__SHORT TASK__
Copy out all lines of the records in which the word "التهذيب" appears.

__MATERIAL SUPPLIED__
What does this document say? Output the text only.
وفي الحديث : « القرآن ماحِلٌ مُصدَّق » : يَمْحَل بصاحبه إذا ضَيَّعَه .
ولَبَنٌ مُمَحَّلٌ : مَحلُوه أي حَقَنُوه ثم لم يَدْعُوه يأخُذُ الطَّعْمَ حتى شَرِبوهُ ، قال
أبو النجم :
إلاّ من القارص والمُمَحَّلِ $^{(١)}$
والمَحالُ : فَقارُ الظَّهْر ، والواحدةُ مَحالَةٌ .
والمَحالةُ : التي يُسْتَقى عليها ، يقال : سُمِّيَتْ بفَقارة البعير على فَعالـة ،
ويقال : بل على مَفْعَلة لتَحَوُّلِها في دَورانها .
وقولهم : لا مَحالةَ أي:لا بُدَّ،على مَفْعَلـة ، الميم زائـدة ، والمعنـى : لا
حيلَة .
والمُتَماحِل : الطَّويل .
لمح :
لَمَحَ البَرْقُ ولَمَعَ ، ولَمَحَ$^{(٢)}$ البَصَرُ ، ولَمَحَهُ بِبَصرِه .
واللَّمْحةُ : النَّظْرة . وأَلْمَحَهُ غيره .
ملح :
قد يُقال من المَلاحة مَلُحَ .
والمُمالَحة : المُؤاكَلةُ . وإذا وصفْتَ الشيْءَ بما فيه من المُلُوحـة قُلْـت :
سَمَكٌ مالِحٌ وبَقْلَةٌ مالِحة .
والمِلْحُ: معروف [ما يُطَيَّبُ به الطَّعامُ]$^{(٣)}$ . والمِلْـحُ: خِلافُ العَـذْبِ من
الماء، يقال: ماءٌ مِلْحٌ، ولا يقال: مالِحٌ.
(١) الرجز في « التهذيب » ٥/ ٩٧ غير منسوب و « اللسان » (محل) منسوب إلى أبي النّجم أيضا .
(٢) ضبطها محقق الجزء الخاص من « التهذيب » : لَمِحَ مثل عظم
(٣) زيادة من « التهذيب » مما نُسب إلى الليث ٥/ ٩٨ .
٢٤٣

---

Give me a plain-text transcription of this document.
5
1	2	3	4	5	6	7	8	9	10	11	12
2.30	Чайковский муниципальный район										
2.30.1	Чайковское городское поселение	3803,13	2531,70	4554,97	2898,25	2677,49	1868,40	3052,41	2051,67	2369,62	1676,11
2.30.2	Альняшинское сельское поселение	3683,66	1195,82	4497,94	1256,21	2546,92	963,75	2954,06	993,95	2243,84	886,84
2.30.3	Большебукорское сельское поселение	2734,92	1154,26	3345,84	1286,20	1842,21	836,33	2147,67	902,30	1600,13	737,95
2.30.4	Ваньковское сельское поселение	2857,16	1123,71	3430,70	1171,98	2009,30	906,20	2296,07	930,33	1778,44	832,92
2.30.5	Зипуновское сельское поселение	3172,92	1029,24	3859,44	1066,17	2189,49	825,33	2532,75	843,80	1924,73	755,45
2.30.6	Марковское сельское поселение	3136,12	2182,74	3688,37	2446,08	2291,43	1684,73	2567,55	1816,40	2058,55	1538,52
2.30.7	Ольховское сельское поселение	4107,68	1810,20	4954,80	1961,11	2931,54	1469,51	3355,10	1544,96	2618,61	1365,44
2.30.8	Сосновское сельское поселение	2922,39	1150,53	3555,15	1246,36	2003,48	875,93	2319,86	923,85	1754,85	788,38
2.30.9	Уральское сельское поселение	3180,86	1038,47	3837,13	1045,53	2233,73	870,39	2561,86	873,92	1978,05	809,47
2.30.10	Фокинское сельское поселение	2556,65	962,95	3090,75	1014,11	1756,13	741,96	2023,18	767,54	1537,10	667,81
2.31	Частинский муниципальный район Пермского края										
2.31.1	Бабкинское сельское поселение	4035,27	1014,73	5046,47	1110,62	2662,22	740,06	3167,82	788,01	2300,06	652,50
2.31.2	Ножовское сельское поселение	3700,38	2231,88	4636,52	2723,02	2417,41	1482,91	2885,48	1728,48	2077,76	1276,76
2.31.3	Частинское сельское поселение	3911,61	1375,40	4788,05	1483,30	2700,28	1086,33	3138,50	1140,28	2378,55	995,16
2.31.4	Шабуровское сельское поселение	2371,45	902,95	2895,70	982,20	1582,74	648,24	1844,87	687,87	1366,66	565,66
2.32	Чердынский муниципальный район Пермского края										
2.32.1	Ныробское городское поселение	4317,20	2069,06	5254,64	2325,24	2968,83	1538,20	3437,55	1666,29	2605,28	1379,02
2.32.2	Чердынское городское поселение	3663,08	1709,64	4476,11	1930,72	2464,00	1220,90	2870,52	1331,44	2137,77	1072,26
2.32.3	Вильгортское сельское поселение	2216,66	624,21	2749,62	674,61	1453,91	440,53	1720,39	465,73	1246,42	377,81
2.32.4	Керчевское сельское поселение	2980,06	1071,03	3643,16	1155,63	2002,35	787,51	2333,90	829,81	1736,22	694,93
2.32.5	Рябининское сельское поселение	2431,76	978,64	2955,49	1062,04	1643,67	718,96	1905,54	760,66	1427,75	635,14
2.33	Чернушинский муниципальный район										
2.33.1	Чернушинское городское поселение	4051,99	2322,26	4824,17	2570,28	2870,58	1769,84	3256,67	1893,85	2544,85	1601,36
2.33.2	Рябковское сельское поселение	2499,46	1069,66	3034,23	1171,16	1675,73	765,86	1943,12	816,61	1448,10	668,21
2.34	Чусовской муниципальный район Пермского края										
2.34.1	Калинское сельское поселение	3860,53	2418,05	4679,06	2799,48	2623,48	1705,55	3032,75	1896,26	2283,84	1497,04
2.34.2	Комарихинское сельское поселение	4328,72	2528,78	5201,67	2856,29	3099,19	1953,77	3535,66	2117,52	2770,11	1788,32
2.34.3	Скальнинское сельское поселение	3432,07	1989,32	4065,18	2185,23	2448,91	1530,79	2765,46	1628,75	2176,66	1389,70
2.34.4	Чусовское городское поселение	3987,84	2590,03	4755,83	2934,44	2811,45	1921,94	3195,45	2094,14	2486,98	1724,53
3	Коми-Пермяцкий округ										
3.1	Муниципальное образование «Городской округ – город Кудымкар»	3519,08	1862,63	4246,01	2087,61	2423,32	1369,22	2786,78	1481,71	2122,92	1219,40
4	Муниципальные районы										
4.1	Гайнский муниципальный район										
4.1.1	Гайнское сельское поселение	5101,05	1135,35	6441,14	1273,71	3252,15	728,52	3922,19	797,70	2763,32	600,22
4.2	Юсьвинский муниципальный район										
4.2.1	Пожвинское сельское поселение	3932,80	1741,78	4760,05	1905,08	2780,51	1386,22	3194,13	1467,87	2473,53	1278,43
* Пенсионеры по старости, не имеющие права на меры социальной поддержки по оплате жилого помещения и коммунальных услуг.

--

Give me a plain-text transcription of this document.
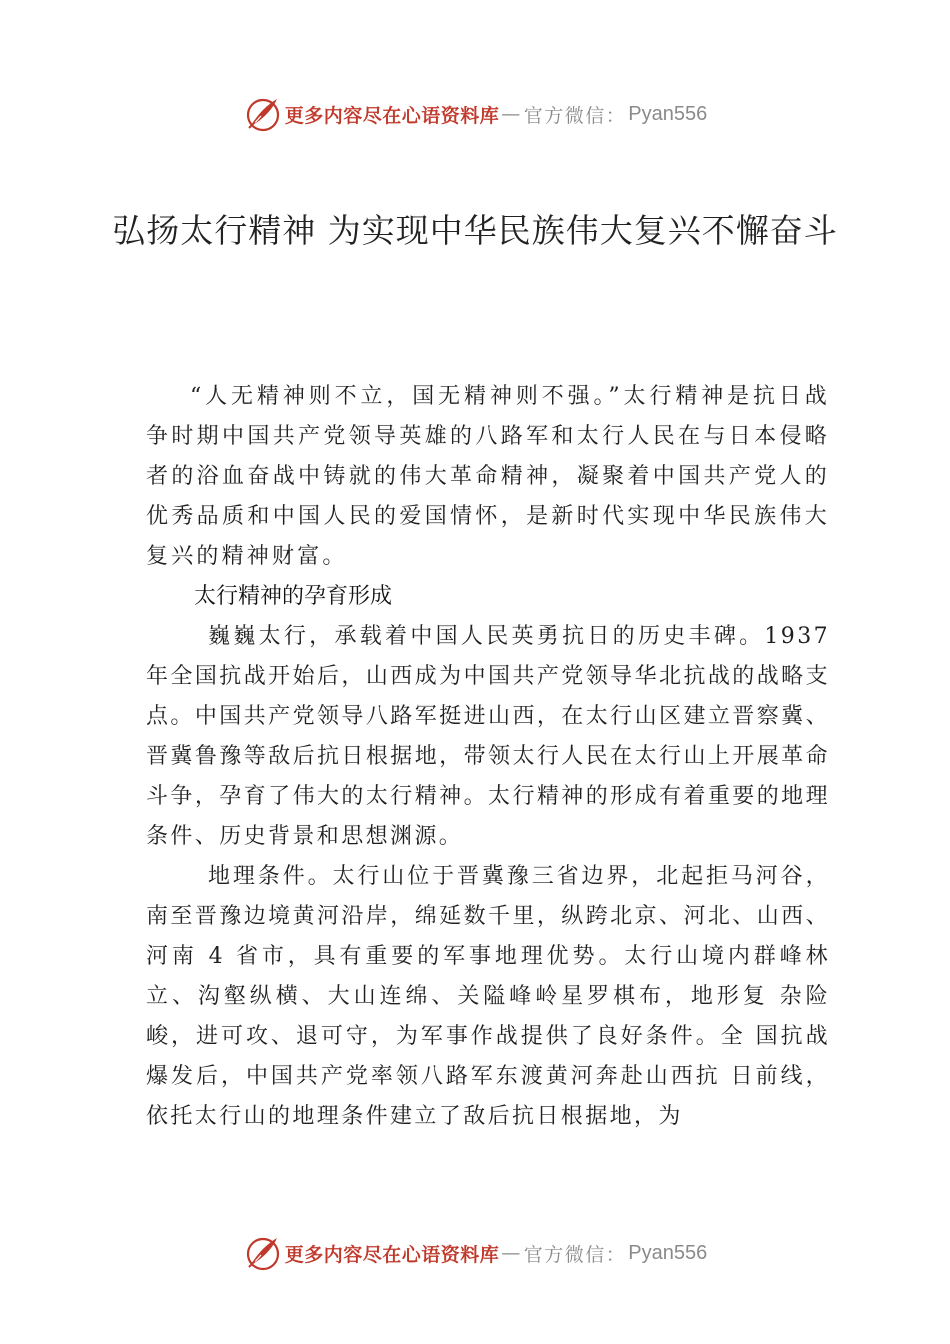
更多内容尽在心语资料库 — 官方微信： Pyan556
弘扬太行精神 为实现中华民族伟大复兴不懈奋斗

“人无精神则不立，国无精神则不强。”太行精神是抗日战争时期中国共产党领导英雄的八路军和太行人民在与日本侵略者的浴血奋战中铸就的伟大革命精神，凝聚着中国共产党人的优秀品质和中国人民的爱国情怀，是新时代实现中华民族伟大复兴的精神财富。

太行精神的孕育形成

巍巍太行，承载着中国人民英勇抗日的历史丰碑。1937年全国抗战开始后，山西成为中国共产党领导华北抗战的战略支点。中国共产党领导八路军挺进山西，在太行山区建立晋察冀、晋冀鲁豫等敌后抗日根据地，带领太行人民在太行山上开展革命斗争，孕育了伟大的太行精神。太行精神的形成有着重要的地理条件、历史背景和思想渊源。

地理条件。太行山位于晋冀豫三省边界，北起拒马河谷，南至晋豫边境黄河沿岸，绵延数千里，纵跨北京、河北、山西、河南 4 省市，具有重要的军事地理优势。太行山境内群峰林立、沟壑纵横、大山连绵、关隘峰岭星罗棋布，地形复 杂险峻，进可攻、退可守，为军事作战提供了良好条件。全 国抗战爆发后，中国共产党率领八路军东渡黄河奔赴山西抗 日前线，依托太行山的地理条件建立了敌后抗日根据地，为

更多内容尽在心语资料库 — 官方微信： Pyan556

__IN RESPONSE__
(١) الرجز في « التهذيب » ٥/ ٩٧ غير منسوب و « اللسان » (محل) منسوب إلى أبي النّجم أيضا .
(٢) ضبطها محقق الجزء الخاص من « التهذيب » : لَمِحَ مثل عظم
(٣) زيادة من « التهذيب » مما نُسب إلى الليث ٥/ ٩٨ .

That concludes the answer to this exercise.